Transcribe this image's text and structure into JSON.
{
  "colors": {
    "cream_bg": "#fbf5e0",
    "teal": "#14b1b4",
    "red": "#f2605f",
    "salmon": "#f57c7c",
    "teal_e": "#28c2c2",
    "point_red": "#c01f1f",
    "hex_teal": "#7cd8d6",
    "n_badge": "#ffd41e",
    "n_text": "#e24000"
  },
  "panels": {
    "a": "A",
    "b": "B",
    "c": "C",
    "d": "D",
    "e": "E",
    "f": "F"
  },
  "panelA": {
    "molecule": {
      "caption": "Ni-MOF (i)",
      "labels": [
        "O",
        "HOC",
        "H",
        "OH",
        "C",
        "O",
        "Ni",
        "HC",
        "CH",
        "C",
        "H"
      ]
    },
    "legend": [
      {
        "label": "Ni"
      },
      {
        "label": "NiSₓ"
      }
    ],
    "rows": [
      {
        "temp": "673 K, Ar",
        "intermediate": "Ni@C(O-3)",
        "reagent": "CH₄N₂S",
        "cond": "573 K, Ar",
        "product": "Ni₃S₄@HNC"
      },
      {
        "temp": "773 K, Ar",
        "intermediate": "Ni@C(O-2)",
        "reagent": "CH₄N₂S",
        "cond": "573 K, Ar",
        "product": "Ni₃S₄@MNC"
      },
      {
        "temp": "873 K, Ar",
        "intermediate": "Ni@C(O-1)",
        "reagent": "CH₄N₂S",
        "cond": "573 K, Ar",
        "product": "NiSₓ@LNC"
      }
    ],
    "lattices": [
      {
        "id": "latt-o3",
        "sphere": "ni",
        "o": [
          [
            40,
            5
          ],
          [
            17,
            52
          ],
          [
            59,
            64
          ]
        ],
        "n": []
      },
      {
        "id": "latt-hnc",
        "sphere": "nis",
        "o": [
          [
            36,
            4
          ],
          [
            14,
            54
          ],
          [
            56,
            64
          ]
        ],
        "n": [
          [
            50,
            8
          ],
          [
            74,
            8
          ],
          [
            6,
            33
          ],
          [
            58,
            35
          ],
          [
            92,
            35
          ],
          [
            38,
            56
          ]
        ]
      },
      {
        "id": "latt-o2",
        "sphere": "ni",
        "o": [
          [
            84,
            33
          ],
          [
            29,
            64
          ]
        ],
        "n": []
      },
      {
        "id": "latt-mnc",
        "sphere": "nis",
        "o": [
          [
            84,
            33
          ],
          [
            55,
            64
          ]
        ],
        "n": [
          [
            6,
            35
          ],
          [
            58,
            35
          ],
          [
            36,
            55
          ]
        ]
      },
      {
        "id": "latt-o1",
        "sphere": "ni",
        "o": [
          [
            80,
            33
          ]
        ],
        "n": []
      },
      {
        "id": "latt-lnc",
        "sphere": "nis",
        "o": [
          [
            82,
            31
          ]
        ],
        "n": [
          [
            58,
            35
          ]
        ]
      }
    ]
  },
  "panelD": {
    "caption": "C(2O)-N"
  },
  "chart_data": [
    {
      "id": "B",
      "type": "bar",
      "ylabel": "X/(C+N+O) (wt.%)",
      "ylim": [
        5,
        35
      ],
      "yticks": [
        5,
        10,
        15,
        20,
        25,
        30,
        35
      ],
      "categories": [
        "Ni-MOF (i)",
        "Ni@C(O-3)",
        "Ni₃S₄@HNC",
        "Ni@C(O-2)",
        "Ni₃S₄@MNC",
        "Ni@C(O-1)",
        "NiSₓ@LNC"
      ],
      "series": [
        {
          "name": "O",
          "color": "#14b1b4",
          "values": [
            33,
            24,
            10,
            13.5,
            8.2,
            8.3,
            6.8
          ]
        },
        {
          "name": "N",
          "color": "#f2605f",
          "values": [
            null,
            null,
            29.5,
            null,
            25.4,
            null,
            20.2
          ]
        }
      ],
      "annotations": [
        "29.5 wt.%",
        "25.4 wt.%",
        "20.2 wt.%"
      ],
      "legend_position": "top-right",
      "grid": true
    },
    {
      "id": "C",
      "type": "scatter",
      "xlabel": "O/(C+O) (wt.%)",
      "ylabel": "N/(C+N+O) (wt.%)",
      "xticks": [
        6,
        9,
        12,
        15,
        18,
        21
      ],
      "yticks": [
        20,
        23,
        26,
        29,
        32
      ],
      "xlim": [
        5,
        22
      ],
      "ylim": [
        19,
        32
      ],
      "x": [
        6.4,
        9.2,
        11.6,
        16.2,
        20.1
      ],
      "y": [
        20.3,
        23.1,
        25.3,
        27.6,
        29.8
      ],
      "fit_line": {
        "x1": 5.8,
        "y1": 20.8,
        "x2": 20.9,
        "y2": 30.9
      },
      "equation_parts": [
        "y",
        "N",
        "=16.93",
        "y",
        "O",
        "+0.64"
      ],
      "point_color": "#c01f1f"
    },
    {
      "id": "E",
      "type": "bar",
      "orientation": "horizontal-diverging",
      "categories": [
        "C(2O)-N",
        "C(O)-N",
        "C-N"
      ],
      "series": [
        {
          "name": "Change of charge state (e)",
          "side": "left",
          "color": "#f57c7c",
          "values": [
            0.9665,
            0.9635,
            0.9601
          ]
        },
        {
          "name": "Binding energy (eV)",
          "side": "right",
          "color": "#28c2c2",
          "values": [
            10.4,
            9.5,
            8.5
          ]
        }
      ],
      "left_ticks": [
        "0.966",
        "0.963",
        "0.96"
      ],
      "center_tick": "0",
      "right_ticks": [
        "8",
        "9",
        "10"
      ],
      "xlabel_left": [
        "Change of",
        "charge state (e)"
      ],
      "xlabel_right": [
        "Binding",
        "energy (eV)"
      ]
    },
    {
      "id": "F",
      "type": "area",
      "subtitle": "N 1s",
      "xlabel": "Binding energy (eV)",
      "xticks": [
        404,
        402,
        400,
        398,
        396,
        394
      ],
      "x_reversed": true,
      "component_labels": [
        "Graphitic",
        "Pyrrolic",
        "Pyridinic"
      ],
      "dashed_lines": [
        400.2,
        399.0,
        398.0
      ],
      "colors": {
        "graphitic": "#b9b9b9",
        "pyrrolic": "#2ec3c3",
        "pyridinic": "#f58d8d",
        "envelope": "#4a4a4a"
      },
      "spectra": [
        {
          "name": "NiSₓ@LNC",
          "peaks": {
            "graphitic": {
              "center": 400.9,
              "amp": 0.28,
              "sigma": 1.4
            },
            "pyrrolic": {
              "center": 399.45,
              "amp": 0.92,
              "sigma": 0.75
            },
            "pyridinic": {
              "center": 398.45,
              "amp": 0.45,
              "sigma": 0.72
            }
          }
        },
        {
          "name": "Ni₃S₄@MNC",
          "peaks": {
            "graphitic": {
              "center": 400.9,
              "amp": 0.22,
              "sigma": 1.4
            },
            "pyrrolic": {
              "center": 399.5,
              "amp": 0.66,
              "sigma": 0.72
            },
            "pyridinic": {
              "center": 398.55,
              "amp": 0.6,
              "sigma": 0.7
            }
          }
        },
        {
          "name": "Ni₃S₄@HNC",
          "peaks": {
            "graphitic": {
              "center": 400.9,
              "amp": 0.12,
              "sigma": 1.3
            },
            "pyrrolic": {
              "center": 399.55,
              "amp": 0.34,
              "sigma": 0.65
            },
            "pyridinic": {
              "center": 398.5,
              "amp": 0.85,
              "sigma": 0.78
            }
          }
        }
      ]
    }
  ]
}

========

**Task goal**
The listing above must be transcribed exactly, line by line.

**Written response**
Transcribe this image's text and structure into JSON.
{
  "colors": {
    "cream_bg": "#fbf5e0",
    "teal": "#14b1b4",
    "red": "#f2605f",
    "salmon": "#f57c7c",
    "teal_e": "#28c2c2",
    "point_red": "#c01f1f",
    "hex_teal": "#7cd8d6",
    "n_badge": "#ffd41e",
    "n_text": "#e24000"
  },
  "panels": {
    "a": "A",
    "b": "B",
    "c": "C",
    "d": "D",
    "e": "E",
    "f": "F"
  },
  "panelA": {
    "molecule": {
      "caption": "Ni-MOF (i)",
      "labels": [
        "O",
        "HOC",
        "H",
        "OH",
        "C",
        "O",
        "Ni",
        "HC",
        "CH",
        "C",
        "H"
      ]
    },
    "legend": [
      {
        "label": "Ni"
      },
      {
        "label": "NiSₓ"
      }
    ],
    "rows": [
      {
        "temp": "673 K, Ar",
        "intermediate": "Ni@C(O-3)",
        "reagent": "CH₄N₂S",
        "cond": "573 K, Ar",
        "product": "Ni₃S₄@HNC"
      },
      {
        "temp": "773 K, Ar",
        "intermediate": "Ni@C(O-2)",
        "reagent": "CH₄N₂S",
        "cond": "573 K, Ar",
        "product": "Ni₃S₄@MNC"
      },
      {
        "temp": "873 K, Ar",
        "intermediate": "Ni@C(O-1)",
        "reagent": "CH₄N₂S",
        "cond": "573 K, Ar",
        "product": "NiSₓ@LNC"
      }
    ],
    "lattices": [
      {
        "id": "latt-o3",
        "sphere": "ni",
        "o": [
          [
            40,
            5
          ],
          [
            17,
            52
          ],
          [
            59,
            64
          ]
        ],
        "n": []
      },
      {
        "id": "latt-hnc",
        "sphere": "nis",
        "o": [
          [
            36,
            4
          ],
          [
            14,
            54
          ],
          [
            56,
            64
          ]
        ],
        "n": [
          [
            50,
            8
          ],
          [
            74,
            8
          ],
          [
            6,
            33
          ],
          [
            58,
            35
          ],
          [
            92,
            35
          ],
          [
            38,
            56
          ]
        ]
      },
      {
        "id": "latt-o2",
        "sphere": "ni",
        "o": [
          [
            84,
            33
          ],
          [
            29,
            64
          ]
        ],
        "n": []
      },
      {
        "id": "latt-mnc",
        "sphere": "nis",
        "o": [
          [
            84,
            33
          ],
          [
            55,
            64
          ]
        ],
        "n": [
          [
            6,
            35
          ],
          [
            58,
            35
          ],
          [
            36,
            55
          ]
        ]
      },
      {
        "id": "latt-o1",
        "sphere": "ni",
        "o": [
          [
            80,
            33
          ]
        ],
        "n": []
      },
      {
        "id": "latt-lnc",
        "sphere": "nis",
        "o": [
          [
            82,
            31
          ]
        ],
        "n": [
          [
            58,
            35
          ]
        ]
      }
    ]
  },
  "panelD": {
    "caption": "C(2O)-N"
  },
  "chart_data": [
    {
      "id": "B",
      "type": "bar",
      "ylabel": "X/(C+N+O) (wt.%)",
      "ylim": [
        5,
        35
      ],
      "yticks": [
        5,
        10,
        15,
        20,
        25,
        30,
        35
      ],
      "categories": [
        "Ni-MOF (i)",
        "Ni@C(O-3)",
        "Ni₃S₄@HNC",
        "Ni@C(O-2)",
        "Ni₃S₄@MNC",
        "Ni@C(O-1)",
        "NiSₓ@LNC"
      ],
      "series": [
        {
          "name": "O",
          "color": "#14b1b4",
          "values": [
            33,
            24,
            10,
            13.5,
            8.2,
            8.3,
            6.8
          ]
        },
        {
          "name": "N",
          "color": "#f2605f",
          "values": [
            null,
            null,
            29.5,
            null,
            25.4,
            null,
            20.2
          ]
        }
      ],
      "annotations": [
        "29.5 wt.%",
        "25.4 wt.%",
        "20.2 wt.%"
      ],
      "legend_position": "top-right",
      "grid": true
    },
    {
      "id": "C",
      "type": "scatter",
      "xlabel": "O/(C+O) (wt.%)",
      "ylabel": "N/(C+N+O) (wt.%)",
      "xticks": [
        6,
        9,
        12,
        15,
        18,
        21
      ],
      "yticks": [
        20,
        23,
        26,
        29,
        32
      ],
      "xlim": [
        5,
        22
      ],
      "ylim": [
        19,
        32
      ],
      "x": [
        6.4,
        9.2,
        11.6,
        16.2,
        20.1
      ],
      "y": [
        20.3,
        23.1,
        25.3,
        27.6,
        29.8
      ],
      "fit_line": {
        "x1": 5.8,
        "y1": 20.8,
        "x2": 20.9,
        "y2": 30.9
      },
      "equation_parts": [
        "y",
        "N",
        "=16.93",
        "y",
        "O",
        "+0.64"
      ],
      "point_color": "#c01f1f"
    },
    {
      "id": "E",
      "type": "bar",
      "orientation": "horizontal-diverging",
      "categories": [
        "C(2O)-N",
        "C(O)-N",
        "C-N"
      ],
      "series": [
        {
          "name": "Change of charge state (e)",
          "side": "left",
          "color": "#f57c7c",
          "values": [
            0.9665,
            0.9635,
            0.9601
          ]
        },
        {
          "name": "Binding energy (eV)",
          "side": "right",
          "color": "#28c2c2",
          "values": [
            10.4,
            9.5,
            8.5
          ]
        }
      ],
      "left_ticks": [
        "0.966",
        "0.963",
        "0.96"
      ],
      "center_tick": "0",
      "right_ticks": [
        "8",
        "9",
        "10"
      ],
      "xlabel_left": [
        "Change of",
        "charge state (e)"
      ],
      "xlabel_right": [
        "Binding",
        "energy (eV)"
      ]
    },
    {
      "id": "F",
      "type": "area",
      "subtitle": "N 1s",
      "xlabel": "Binding energy (eV)",
      "xticks": [
        404,
        402,
        400,
        398,
        396,
        394
      ],
      "x_reversed": true,
      "component_labels": [
        "Graphitic",
        "Pyrrolic",
        "Pyridinic"
      ],
      "dashed_lines": [
        400.2,
        399.0,
        398.0
      ],
      "colors": {
        "graphitic": "#b9b9b9",
        "pyrrolic": "#2ec3c3",
        "pyridinic": "#f58d8d",
        "envelope": "#4a4a4a"
      },
      "spectra": [
        {
          "name": "NiSₓ@LNC",
          "peaks": {
            "graphitic": {
              "center": 400.9,
              "amp": 0.28,
              "sigma": 1.4
            },
            "pyrrolic": {
              "center": 399.45,
              "amp": 0.92,
              "sigma": 0.75
            },
            "pyridinic": {
              "center": 398.45,
              "amp": 0.45,
              "sigma": 0.72
            }
          }
        },
        {
          "name": "Ni₃S₄@MNC",
          "peaks": {
            "graphitic": {
              "center": 400.9,
              "amp": 0.22,
              "sigma": 1.4
            },
            "pyrrolic": {
              "center": 399.5,
              "amp": 0.66,
              "sigma": 0.72
            },
            "pyridinic": {
              "center": 398.55,
              "amp": 0.6,
              "sigma": 0.7
            }
          }
        },
        {
          "name": "Ni₃S₄@HNC",
          "peaks": {
            "graphitic": {
              "center": 400.9,
              "amp": 0.12,
              "sigma": 1.3
            },
            "pyrrolic": {
              "center": 399.55,
              "amp": 0.34,
              "sigma": 0.65
            },
            "pyridinic": {
              "center": 398.5,
              "amp": 0.85,
              "sigma": 0.78
            }
          }
        }
      ]
    }
  ]
}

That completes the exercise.